▶ [ROWS]:

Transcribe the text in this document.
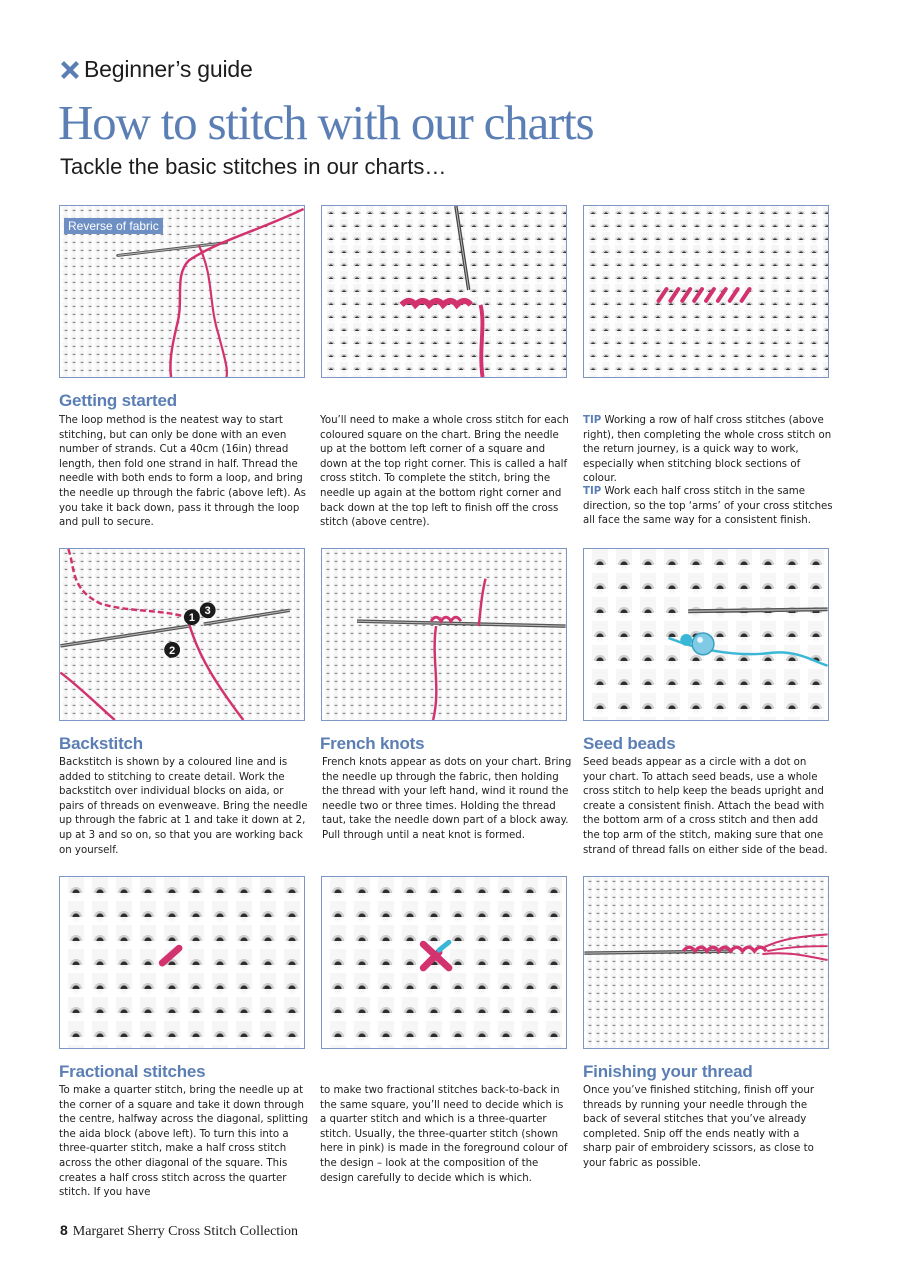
Beginner’s guide
How to stitch with our charts

Tackle the basic stitches in our charts…

Reverse of fabric
Getting started

The loop method is the neatest way to start stitching, but can only be done with an even number of strands. Cut a 40cm (16in) thread length, then fold one strand in half. Thread the needle with both ends to form a loop, and bring the needle up through the fabric (above left). As you take it back down, pass it through the loop and pull to secure.

You’ll need to make a whole cross stitch for each coloured square on the chart. Bring the needle up at the bottom left corner of a square and down at the top right corner. This is called a half cross stitch. To complete the stitch, bring the needle up again at the bottom right corner and back down at the top left to finish off the cross stitch (above centre).

TIP Working a row of half cross stitches (above right), then completing the whole cross stitch on the return journey, is a quick way to work, especially when stitching block sections of colour.

TIP Work each half cross stitch in the same direction, so the top ‘arms’ of your cross stitches all face the same way for a consistent finish.

1
2
3
Backstitch

Backstitch is shown by a coloured line and is added to stitching to create detail. Work the backstitch over individual blocks on aida, or pairs of threads on evenweave. Bring the needle up through the fabric at 1 and take it down at 2, up at 3 and so on, so that you are working back on yourself.

French knots

French knots appear as dots on your chart. Bring the needle up through the fabric, then holding the thread with your left hand, wind it round the needle two or three times. Holding the thread taut, take the needle down part of a block away. Pull through until a neat knot is formed.

Seed beads

Seed beads appear as a circle with a dot on your chart. To attach seed beads, use a whole cross stitch to help keep the beads upright and create a consistent finish. Attach the bead with the bottom arm of a cross stitch and then add the top arm of the stitch, making sure that one strand of thread falls on either side of the bead.

Fractional stitches

To make a quarter stitch, bring the needle up at the corner of a square and take it down through the centre, halfway across the diagonal, splitting the aida block (above left). To turn this into a three-quarter stitch, make a half cross stitch across the other diagonal of the square. This creates a half cross stitch across the quarter stitch. If you have

to make two fractional stitches back-to-back in the same square, you’ll need to decide which is a quarter stitch and which is a three-quarter stitch. Usually, the three-quarter stitch (shown here in pink) is made in the foreground colour of the design – look at the composition of the design carefully to decide which is which.

Finishing your thread

Once you’ve finished stitching, finish off your threads by running your needle through the back of several stitches that you’ve already completed. Snip off the ends neatly with a sharp pair of embroidery scissors, as close to your fabric as possible.

8 Margaret Sherry Cross Stitch Collection
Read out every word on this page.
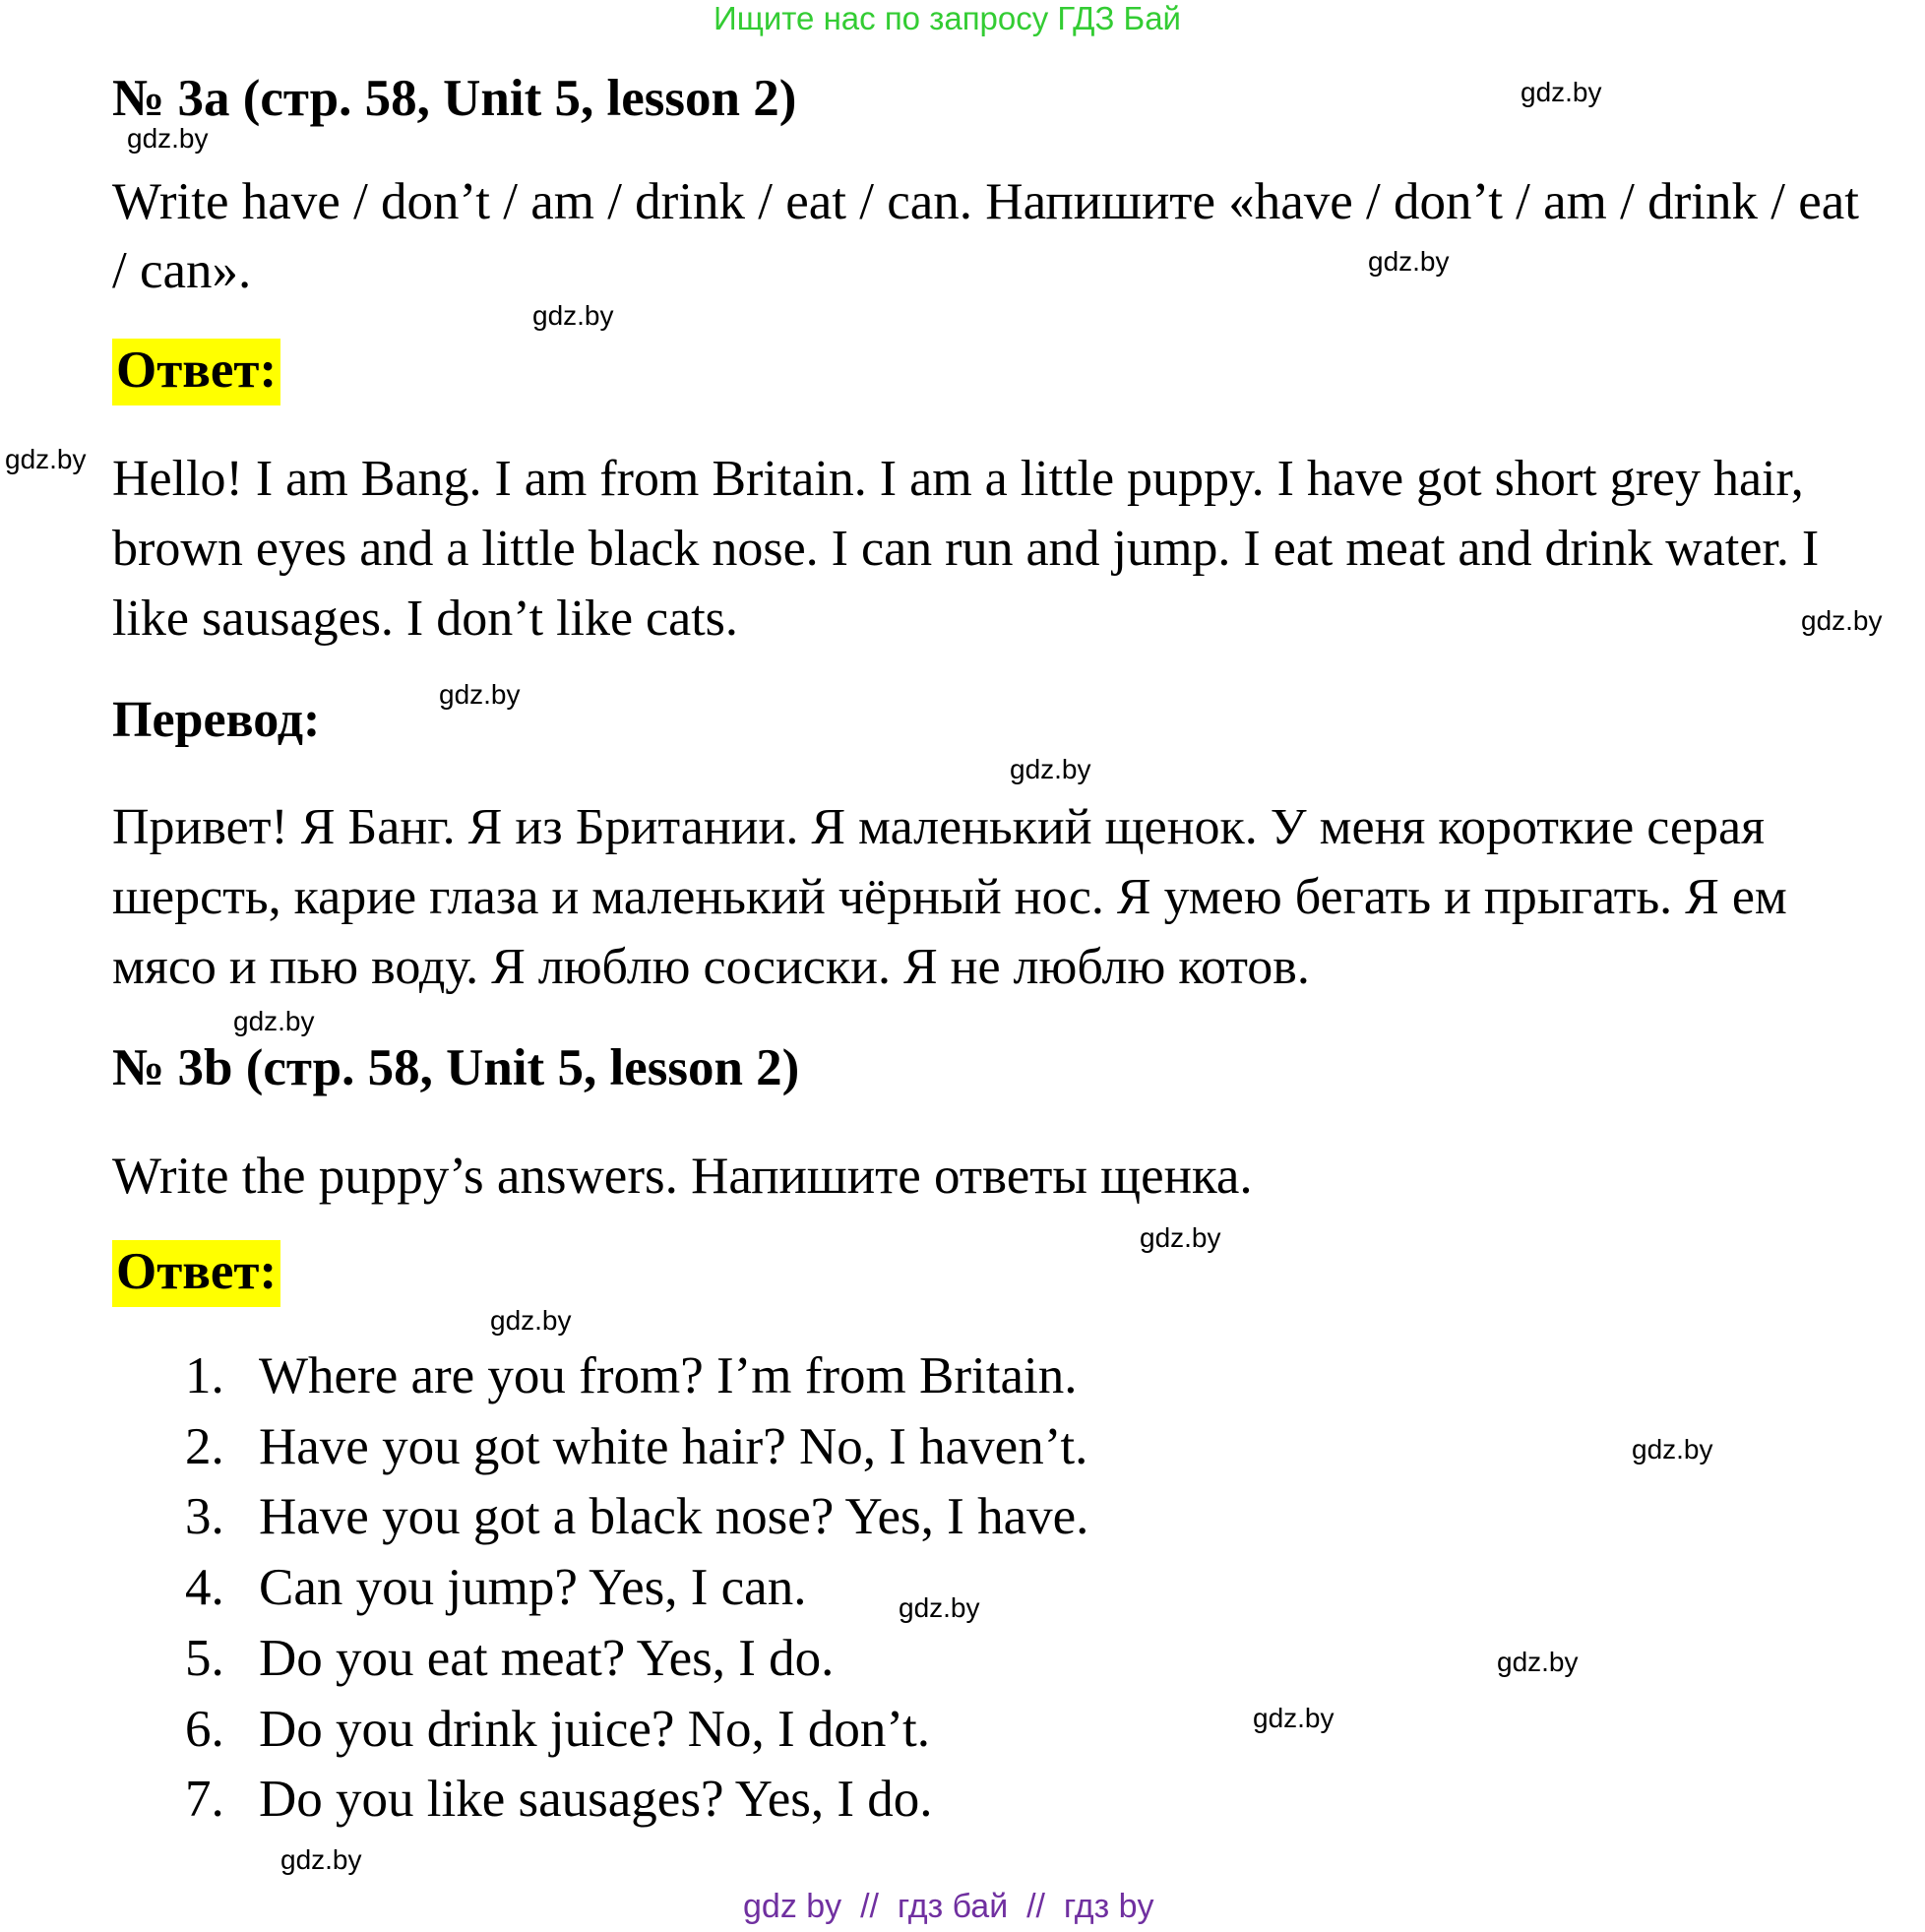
Ищите нас по запросу ГДЗ Бай
№ 3a (стр. 58, Unit 5, lesson 2)
Write have / don’t / am / drink / eat / can. Напишите «have / don’t / am / drink / eat / can».
Ответ:
Hello! I am Bang. I am from Britain. I am a little puppy. I have got short grey hair, brown eyes and a little black nose. I can run and jump. I eat meat and drink water. I like sausages. I don’t like cats.
Перевод:
Привет! Я Банг. Я из Британии. Я маленький щенок. У меня короткие серая шерсть, карие глаза и маленький чёрный нос. Я умею бегать и прыгать. Я ем мясо и пью воду. Я люблю сосиски. Я не люблю котов.
№ 3b (стр. 58, Unit 5, lesson 2)
Write the puppy’s answers. Напишите ответы щенка.
Ответ:
1. Where are you from? I’m from Britain.
2. Have you got white hair? No, I haven’t.
3. Have you got a black nose? Yes, I have.
4. Can you jump? Yes, I can.
5. Do you eat meat? Yes, I do.
6. Do you drink juice? No, I don’t.
7. Do you like sausages? Yes, I do.
gdz.by
gdz.by
gdz.by
gdz.by
gdz.by
gdz.by
gdz.by
gdz.by
gdz.by
gdz.by
gdz.by
gdz.by
gdz.by
gdz.by
gdz.by
gdz.by
gdz by  //  гдз бай  //  гдз by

▶ [STATED PROBLEM]: Make an exact copy of the whole listing, but don't bring over any pictures.

▶ [ANSWER TO THE EXERCISE]:
Transcribe the text in this document.
Beginner’s guide
How to stitch with our charts

Tackle the basic stitches in our charts…

Reverse of fabric
Getting started

The loop method is the neatest way to start stitching, but can only be done with an even number of strands. Cut a 40cm (16in) thread length, then fold one strand in half. Thread the needle with both ends to form a loop, and bring the needle up through the fabric (above left). As you take it back down, pass it through the loop and pull to secure.

You’ll need to make a whole cross stitch for each coloured square on the chart. Bring the needle up at the bottom left corner of a square and down at the top right corner. This is called a half cross stitch. To complete the stitch, bring the needle up again at the bottom right corner and back down at the top left to finish off the cross stitch (above centre).

TIP Working a row of half cross stitches (above right), then completing the whole cross stitch on the return journey, is a quick way to work, especially when stitching block sections of colour.

TIP Work each half cross stitch in the same direction, so the top ‘arms’ of your cross stitches all face the same way for a consistent finish.

1
2
3
Backstitch

Backstitch is shown by a coloured line and is added to stitching to create detail. Work the backstitch over individual blocks on aida, or pairs of threads on evenweave. Bring the needle up through the fabric at 1 and take it down at 2, up at 3 and so on, so that you are working back on yourself.

French knots

French knots appear as dots on your chart. Bring the needle up through the fabric, then holding the thread with your left hand, wind it round the needle two or three times. Holding the thread taut, take the needle down part of a block away. Pull through until a neat knot is formed.

Seed beads

Seed beads appear as a circle with a dot on your chart. To attach seed beads, use a whole cross stitch to help keep the beads upright and create a consistent finish. Attach the bead with the bottom arm of a cross stitch and then add the top arm of the stitch, making sure that one strand of thread falls on either side of the bead.

Fractional stitches

To make a quarter stitch, bring the needle up at the corner of a square and take it down through the centre, halfway across the diagonal, splitting the aida block (above left). To turn this into a three-quarter stitch, make a half cross stitch across the other diagonal of the square. This creates a half cross stitch across the quarter stitch. If you have

to make two fractional stitches back-to-back in the same square, you’ll need to decide which is a quarter stitch and which is a three-quarter stitch. Usually, the three-quarter stitch (shown here in pink) is made in the foreground colour of the design – look at the composition of the design carefully to decide which is which.

Finishing your thread

Once you’ve finished stitching, finish off your threads by running your needle through the back of several stitches that you’ve already completed. Snip off the ends neatly with a sharp pair of embroidery scissors, as close to your fabric as possible.

8 Margaret Sherry Cross Stitch Collection
Read out every word on this page.
Ищите нас по запросу ГДЗ Бай
№ 3a (стр. 58, Unit 5, lesson 2)
Write have / don’t / am / drink / eat / can. Напишите «have / don’t / am / drink / eat / can».
Ответ:
Hello! I am Bang. I am from Britain. I am a little puppy. I have got short grey hair, brown eyes and a little black nose. I can run and jump. I eat meat and drink water. I like sausages. I don’t like cats.
Перевод:
Привет! Я Банг. Я из Британии. Я маленький щенок. У меня короткие серая шерсть, карие глаза и маленький чёрный нос. Я умею бегать и прыгать. Я ем мясо и пью воду. Я люблю сосиски. Я не люблю котов.
№ 3b (стр. 58, Unit 5, lesson 2)
Write the puppy’s answers. Напишите ответы щенка.
Ответ:
1. Where are you from? I’m from Britain.
2. Have you got white hair? No, I haven’t.
3. Have you got a black nose? Yes, I have.
4. Can you jump? Yes, I can.
5. Do you eat meat? Yes, I do.
6. Do you drink juice? No, I don’t.
7. Do you like sausages? Yes, I do.
gdz.by
gdz.by
gdz.by
gdz.by
gdz.by
gdz.by
gdz.by
gdz.by
gdz.by
gdz.by
gdz.by
gdz.by
gdz.by
gdz.by
gdz.by
gdz.by
gdz by  //  гдз бай  //  гдз by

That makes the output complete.